▶ _RECORD EXCERPTS_
####
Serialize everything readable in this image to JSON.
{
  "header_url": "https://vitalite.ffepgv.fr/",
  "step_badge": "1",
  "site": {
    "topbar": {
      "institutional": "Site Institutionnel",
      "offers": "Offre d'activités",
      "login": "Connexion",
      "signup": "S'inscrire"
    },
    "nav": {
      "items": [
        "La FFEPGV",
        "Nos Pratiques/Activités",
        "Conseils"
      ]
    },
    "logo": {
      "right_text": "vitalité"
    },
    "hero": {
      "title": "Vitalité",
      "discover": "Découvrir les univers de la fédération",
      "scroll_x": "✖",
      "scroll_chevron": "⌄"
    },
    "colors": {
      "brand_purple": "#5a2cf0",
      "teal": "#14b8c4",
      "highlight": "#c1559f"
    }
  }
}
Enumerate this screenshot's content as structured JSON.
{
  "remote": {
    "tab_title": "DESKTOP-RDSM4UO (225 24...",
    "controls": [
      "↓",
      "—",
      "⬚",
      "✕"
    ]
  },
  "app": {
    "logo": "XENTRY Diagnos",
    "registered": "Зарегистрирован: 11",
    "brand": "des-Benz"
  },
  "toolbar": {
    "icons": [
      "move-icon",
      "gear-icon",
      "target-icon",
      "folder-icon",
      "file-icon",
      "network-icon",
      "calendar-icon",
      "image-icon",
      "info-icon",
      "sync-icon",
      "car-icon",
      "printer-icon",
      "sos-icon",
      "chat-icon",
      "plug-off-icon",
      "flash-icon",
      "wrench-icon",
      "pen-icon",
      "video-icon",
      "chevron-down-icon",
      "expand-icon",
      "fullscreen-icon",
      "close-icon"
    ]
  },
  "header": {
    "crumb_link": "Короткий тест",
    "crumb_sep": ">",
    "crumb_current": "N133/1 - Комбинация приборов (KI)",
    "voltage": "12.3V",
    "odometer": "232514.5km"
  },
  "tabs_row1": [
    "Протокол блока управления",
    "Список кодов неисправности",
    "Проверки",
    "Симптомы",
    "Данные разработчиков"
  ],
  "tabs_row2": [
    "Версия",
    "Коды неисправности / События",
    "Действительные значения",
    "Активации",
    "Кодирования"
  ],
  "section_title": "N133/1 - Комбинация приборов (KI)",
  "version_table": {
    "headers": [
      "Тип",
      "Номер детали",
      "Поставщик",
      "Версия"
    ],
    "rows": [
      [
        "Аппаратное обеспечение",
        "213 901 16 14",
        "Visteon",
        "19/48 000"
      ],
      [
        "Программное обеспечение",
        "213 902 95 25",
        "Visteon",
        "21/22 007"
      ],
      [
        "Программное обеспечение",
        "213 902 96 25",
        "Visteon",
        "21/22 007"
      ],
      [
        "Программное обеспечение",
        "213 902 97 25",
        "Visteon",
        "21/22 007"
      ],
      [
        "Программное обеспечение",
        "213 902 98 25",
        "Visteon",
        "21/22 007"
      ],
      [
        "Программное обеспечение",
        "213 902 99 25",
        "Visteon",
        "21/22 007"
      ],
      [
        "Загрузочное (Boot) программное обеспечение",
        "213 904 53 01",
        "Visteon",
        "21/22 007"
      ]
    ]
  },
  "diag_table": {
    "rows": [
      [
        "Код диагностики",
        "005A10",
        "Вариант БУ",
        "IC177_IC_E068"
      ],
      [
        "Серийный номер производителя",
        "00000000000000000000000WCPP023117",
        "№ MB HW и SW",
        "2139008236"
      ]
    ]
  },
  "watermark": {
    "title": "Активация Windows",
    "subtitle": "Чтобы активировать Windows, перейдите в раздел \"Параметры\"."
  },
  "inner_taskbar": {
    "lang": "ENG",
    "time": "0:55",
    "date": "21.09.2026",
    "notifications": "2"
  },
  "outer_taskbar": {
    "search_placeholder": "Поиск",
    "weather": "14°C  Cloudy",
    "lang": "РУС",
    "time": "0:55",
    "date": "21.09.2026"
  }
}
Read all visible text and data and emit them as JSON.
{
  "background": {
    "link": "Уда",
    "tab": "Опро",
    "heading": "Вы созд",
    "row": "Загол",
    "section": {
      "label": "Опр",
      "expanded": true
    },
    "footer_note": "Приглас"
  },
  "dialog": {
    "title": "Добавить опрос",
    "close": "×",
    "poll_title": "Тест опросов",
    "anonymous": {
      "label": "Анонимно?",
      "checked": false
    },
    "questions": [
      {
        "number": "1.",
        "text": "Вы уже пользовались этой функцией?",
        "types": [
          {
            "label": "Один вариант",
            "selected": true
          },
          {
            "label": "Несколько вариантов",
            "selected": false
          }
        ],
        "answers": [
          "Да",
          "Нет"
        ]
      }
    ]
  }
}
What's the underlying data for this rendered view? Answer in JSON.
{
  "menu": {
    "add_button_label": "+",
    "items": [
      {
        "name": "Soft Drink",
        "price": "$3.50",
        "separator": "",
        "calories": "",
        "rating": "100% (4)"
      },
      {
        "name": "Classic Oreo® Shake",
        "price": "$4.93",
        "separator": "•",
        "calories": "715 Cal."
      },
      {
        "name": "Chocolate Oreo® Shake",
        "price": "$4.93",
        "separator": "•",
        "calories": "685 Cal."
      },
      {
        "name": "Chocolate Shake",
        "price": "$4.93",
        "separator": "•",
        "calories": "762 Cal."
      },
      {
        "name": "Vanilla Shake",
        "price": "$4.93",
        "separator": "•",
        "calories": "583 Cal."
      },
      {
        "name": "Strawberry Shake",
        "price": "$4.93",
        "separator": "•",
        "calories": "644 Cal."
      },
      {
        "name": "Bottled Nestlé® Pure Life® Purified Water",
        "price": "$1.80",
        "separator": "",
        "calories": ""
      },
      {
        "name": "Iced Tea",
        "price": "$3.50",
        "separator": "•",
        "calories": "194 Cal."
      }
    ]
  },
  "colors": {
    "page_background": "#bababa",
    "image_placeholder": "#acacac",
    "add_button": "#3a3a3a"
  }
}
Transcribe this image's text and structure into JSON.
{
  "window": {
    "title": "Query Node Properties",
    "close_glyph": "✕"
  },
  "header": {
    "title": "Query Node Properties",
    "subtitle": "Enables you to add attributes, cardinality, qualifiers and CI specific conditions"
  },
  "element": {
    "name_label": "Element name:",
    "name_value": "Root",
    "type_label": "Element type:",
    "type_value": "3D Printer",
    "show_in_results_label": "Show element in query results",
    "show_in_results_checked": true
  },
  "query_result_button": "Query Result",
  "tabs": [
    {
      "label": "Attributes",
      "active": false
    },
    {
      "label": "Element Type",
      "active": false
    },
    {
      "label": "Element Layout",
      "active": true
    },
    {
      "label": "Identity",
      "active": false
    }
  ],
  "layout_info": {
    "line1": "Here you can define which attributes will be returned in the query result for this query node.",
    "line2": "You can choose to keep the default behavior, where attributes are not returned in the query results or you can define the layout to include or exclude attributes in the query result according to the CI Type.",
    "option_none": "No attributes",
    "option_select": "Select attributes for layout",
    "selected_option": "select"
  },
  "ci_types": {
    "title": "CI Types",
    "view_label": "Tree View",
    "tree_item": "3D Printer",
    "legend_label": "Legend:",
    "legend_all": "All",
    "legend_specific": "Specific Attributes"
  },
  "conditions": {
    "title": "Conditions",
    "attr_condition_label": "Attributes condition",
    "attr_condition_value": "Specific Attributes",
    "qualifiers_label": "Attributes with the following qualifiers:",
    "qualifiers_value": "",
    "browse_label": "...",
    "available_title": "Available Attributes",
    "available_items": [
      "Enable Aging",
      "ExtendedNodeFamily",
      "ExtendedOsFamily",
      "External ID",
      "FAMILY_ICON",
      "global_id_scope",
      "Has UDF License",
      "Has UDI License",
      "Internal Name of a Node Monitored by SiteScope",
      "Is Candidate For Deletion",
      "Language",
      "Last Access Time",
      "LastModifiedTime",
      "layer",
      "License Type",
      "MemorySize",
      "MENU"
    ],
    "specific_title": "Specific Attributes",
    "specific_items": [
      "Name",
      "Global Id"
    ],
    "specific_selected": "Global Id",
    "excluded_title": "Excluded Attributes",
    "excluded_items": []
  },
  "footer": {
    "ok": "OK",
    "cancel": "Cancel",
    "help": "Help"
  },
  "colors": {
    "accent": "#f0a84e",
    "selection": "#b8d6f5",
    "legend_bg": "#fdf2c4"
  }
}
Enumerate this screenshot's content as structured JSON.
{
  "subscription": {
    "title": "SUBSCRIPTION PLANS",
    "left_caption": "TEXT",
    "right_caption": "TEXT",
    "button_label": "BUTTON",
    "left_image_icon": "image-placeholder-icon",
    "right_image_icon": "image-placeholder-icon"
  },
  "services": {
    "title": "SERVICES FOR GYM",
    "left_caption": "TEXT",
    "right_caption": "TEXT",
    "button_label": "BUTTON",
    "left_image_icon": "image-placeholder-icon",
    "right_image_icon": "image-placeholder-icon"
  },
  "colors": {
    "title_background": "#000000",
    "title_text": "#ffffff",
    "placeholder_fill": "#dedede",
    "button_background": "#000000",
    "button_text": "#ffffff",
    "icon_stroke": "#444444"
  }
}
####
▶ _EXERCISE TASK_
Go through the records above and copy every line with the word "true".

▶ _SOLVED PROBLEM_
      "expanded": true
            "selected": true
    "show_in_results_checked": true
      "active": true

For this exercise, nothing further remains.